(Beginning of Text for analysis)

Experts acknowledge data limitations
THE world is arguably at its strongest position in history to fight a pandemic as data collection, skills, expertise and technology have advanced significantly over the centuries.
Yet countries from every corner of the globe are battling to contain the spread of Covid-19, which has infected millions and killed hundreds of thousands of people within a few months.
This week, international and local multidisciplinary experts explained during a webinar, hosted by the University of Johannesburg (UJ) and titled “Data and Delusion after Covid-19”, that much of the shortcomings of both First and Third World countries’ approaches to the deadly virus was around data.
The information, which is typically numerical and collected through observation, is what world leaders have relied on to create lockdown regulations in a bid to curb the spread of the virus.
Data is also used to impose other measures that seek to protect the lives of its citizens while keeping their economies going.
But as professor Alex Broadbent, the director at UJ’S Institute for the Future of Knowledge (IFK) and chair of the webinar said, the case regarding data was one of quantity over quality.
“The scientific research machine is many times larger than ever before when facing serious pandemics such as the Asian flu in the middle of the 20th century.
“Our ability to share and analyse data has increased astonishingly as well, so how then can we not have enough data? And how can we apparently be no better able to understand our current situation and predict its outcome?
“Is this a case of misconception, the case of science being a victim of the unrealistic expectations created by its own success?”
Those engaged in the debate, including Professor Charis Harley, an academic in UJ’S Faculty of Engineering and the Built Environment, said data was used by scientists to create models that predicted how the coronavirus could potentially effect a population.
Harley said the data, which was used to make pronouncements on the lives of millions of different types of people, was subject to human error and could be interest-driven.
“When you are using a mathematical model, there are often hidden assumptions that you are employing to be able to model something,” she said.
“Without stating these assumptions very clearly and without being open and honest about the thought framework that you are employing and you are using this model for predictive purposes, you kind of introduce a piece of the puzzle but you are not providing a vision of what that model is representing.”
Harley said the urgency which was demanded to fight the spread of the pandemic could also be to blame for experts and scientists not always getting their models correct.
The time factor also skewed data collection. Harley listed Covid-19 testing delays as an example.
She said that despite the influx of information continuously being released about the pandemic, everyday people do not necessarily get the best possible data available.

(End of Text for analysis)
(Beginning of Excerpted records)

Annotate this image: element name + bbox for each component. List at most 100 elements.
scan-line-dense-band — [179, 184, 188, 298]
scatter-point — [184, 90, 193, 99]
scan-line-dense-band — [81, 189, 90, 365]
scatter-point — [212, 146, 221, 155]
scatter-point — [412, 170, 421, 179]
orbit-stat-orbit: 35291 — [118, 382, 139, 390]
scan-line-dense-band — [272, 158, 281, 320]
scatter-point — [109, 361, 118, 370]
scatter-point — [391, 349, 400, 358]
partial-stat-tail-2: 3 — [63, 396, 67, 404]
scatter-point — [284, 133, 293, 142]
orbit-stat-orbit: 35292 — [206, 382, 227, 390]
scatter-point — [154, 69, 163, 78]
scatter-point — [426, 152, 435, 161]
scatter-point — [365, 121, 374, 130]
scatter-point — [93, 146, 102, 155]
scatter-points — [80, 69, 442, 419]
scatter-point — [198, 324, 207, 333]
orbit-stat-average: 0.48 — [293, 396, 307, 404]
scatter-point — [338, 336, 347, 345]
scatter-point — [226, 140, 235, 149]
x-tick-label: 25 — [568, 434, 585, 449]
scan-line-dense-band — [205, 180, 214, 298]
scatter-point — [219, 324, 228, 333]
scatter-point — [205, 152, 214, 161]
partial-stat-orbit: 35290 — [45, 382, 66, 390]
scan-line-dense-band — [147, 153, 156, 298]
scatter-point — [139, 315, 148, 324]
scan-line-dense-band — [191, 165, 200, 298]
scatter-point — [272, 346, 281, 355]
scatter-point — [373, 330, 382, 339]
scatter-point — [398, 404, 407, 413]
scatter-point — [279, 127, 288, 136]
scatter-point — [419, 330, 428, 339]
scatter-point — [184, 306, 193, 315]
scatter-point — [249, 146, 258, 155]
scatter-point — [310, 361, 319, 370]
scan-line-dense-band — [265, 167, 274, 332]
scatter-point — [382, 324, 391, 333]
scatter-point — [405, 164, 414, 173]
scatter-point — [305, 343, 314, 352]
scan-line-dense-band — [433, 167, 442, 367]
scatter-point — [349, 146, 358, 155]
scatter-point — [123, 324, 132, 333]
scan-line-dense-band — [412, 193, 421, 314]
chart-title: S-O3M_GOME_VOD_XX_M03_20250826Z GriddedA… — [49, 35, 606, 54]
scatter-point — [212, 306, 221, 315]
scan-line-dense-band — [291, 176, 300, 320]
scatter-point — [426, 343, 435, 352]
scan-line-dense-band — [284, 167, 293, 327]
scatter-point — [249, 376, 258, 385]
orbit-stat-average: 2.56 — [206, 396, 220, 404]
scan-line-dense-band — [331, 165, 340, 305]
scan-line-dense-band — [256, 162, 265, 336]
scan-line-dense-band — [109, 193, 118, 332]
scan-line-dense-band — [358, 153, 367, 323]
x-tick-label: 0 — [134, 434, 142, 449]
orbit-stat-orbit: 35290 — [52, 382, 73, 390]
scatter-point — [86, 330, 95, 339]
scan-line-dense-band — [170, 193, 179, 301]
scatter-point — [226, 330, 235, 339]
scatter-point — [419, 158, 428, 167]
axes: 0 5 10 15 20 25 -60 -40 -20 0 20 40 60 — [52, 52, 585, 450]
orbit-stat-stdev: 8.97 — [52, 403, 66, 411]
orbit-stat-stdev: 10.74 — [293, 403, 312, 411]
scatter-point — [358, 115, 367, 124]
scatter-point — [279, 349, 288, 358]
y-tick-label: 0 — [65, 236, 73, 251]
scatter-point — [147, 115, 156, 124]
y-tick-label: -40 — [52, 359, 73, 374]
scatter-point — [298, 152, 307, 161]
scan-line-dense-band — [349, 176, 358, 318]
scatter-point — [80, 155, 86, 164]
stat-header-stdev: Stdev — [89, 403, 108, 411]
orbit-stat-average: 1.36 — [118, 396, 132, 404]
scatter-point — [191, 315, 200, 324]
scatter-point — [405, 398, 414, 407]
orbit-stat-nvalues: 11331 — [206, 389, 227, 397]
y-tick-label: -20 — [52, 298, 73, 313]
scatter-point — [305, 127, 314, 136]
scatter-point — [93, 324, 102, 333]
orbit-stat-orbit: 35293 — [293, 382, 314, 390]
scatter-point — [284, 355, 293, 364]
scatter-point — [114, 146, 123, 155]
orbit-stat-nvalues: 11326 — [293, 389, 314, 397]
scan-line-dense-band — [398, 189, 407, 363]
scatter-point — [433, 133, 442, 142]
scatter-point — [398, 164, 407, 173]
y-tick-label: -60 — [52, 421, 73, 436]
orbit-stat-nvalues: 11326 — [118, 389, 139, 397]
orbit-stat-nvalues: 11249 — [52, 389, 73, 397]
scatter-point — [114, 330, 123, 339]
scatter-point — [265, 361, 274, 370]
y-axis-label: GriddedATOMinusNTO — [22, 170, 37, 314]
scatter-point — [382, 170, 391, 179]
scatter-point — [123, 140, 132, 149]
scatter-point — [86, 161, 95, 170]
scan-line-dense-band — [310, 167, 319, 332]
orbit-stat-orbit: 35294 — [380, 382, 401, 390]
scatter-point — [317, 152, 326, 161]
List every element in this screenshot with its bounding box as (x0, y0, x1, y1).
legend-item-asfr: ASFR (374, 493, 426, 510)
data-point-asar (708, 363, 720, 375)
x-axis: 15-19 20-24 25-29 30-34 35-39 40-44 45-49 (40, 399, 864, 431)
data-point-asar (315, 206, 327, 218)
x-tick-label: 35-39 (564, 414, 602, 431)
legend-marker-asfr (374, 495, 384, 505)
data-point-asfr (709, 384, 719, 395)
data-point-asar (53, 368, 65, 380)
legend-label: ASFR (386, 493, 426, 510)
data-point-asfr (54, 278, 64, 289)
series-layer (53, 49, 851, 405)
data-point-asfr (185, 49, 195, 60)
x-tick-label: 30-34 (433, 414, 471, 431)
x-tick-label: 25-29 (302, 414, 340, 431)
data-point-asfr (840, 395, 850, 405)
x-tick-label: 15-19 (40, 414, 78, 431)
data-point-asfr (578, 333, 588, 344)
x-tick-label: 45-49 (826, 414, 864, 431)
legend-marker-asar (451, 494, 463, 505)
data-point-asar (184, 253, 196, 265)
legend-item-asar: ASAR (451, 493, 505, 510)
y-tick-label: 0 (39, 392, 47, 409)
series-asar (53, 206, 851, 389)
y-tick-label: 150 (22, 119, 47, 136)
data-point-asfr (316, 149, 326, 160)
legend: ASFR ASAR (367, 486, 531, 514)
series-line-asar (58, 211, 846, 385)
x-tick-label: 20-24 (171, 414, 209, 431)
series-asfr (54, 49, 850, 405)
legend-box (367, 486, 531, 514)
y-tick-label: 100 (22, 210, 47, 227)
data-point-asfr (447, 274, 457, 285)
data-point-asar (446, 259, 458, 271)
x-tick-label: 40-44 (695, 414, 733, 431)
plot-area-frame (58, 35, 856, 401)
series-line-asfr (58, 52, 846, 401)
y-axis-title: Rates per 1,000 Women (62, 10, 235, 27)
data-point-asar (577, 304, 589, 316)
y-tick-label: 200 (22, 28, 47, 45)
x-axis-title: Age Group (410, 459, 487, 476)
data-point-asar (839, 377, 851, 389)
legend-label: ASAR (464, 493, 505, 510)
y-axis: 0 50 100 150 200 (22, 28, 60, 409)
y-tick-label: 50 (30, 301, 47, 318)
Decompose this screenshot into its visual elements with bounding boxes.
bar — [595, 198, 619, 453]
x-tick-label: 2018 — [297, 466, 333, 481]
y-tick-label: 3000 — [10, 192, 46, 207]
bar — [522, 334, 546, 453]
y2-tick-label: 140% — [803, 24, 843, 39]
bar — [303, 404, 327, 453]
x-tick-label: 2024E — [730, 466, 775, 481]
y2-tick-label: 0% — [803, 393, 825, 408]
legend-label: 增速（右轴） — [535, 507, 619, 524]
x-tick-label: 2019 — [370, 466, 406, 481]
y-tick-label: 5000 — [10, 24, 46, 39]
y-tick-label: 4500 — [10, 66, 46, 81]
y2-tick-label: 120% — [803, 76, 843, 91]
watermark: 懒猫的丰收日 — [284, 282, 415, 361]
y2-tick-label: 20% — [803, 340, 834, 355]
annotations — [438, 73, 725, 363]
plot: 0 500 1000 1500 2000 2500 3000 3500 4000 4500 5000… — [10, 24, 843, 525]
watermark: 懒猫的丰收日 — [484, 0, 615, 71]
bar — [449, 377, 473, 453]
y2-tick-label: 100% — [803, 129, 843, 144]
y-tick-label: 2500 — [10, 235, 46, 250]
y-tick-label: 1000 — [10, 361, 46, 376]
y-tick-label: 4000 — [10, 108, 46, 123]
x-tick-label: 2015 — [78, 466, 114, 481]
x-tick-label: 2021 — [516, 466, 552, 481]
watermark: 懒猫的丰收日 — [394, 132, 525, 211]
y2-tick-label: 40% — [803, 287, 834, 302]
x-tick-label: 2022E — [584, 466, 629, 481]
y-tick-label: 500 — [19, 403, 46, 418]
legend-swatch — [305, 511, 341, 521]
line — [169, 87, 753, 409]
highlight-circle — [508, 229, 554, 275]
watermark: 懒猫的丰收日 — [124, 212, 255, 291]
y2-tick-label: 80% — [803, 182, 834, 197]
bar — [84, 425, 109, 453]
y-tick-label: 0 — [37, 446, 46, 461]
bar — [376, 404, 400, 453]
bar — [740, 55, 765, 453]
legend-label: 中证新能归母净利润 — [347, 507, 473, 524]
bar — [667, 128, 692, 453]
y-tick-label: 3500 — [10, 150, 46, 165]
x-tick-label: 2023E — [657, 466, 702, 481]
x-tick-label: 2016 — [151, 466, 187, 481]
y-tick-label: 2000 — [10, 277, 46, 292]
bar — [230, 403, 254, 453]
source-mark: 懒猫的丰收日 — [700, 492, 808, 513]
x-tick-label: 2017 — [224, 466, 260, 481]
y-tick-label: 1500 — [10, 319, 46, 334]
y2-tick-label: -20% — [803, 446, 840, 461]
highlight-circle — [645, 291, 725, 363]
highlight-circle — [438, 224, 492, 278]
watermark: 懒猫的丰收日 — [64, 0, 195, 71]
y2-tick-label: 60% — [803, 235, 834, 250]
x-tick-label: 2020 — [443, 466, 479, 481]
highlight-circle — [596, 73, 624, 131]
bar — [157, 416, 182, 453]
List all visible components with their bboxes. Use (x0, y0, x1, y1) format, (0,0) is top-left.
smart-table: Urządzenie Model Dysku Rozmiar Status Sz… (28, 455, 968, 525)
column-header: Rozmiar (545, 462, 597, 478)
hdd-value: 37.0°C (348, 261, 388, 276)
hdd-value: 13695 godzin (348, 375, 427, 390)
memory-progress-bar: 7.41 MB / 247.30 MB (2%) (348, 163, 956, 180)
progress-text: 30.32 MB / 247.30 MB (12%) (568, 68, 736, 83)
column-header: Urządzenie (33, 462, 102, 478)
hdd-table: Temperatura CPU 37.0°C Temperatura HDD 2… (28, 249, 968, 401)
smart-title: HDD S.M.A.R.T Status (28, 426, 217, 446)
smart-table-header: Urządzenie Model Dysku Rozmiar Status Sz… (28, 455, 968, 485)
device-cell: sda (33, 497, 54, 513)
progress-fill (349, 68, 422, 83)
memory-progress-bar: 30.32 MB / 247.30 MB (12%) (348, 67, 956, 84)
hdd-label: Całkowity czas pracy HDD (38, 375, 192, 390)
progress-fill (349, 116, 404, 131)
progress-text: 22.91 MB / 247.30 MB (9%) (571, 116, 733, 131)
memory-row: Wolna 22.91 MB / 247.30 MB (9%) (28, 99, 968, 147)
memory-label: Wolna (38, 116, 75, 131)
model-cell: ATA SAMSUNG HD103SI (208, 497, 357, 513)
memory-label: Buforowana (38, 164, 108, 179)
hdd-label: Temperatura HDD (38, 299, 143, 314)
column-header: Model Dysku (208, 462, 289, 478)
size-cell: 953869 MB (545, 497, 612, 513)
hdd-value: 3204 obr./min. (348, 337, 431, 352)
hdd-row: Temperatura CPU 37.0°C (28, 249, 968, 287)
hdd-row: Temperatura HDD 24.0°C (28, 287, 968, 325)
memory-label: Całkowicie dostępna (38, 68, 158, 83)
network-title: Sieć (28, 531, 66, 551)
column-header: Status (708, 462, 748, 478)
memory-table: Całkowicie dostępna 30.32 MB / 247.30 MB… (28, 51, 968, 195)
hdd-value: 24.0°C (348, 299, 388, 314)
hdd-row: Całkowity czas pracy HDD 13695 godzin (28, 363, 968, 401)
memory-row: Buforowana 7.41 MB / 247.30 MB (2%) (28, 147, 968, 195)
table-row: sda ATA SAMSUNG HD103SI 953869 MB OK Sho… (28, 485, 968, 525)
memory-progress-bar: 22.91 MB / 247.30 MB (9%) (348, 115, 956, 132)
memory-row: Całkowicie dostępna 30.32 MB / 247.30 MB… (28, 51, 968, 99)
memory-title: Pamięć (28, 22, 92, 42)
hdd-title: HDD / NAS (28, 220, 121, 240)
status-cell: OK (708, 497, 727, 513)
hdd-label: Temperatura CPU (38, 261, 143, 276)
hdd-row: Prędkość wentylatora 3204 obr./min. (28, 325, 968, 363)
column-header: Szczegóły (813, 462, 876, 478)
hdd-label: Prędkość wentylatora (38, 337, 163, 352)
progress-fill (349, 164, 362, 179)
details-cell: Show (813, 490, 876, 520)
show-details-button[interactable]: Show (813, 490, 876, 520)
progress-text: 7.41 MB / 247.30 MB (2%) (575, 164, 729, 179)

(End of Excerpted records)

- Description of the task -
Please reproduce the passage of the article on Covid-19 data limitations word for word, starting at "She said that" and ending at "possible data available.".

- Task answer -
She said that despite the influx of information continuously being released about the pandemic, everyday people do not necessarily get the best possible data available.